_ENTRIES SUPPLIED_:
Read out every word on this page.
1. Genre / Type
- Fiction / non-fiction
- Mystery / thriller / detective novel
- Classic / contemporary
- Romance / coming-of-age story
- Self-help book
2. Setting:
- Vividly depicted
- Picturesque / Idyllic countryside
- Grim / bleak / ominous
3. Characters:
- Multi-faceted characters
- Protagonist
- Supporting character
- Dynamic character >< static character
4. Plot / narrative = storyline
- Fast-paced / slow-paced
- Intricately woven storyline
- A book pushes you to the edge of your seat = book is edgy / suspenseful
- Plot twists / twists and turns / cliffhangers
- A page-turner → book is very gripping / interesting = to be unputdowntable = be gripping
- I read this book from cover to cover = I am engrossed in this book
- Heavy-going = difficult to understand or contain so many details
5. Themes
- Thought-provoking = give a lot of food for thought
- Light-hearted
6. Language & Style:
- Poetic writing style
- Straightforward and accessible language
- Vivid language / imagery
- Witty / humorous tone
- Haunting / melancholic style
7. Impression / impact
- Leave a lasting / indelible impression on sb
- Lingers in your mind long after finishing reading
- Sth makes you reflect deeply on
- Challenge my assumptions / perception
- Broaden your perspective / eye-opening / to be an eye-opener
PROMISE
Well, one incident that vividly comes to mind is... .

_PROBLEM_:
Extract each entry in full, exactly as given.

_EXERCISE RESULT_:
Read out every word on this page.
1. Genre / Type
- Fiction / non-fiction
- Mystery / thriller / detective novel
- Classic / contemporary
- Romance / coming-of-age story
- Self-help book
2. Setting:
- Vividly depicted
- Picturesque / Idyllic countryside
- Grim / bleak / ominous
3. Characters:
- Multi-faceted characters
- Protagonist
- Supporting character
- Dynamic character >< static character
4. Plot / narrative = storyline
- Fast-paced / slow-paced
- Intricately woven storyline
- A book pushes you to the edge of your seat = book is edgy / suspenseful
- Plot twists / twists and turns / cliffhangers
- A page-turner → book is very gripping / interesting = to be unputdowntable = be gripping
- I read this book from cover to cover = I am engrossed in this book
- Heavy-going = difficult to understand or contain so many details
5. Themes
- Thought-provoking = give a lot of food for thought
- Light-hearted
6. Language & Style:
- Poetic writing style
- Straightforward and accessible language
- Vivid language / imagery
- Witty / humorous tone
- Haunting / melancholic style
7. Impression / impact
- Leave a lasting / indelible impression on sb
- Lingers in your mind long after finishing reading
- Sth makes you reflect deeply on
- Challenge my assumptions / perception
- Broaden your perspective / eye-opening / to be an eye-opener
PROMISE
Well, one incident that vividly comes to mind is... .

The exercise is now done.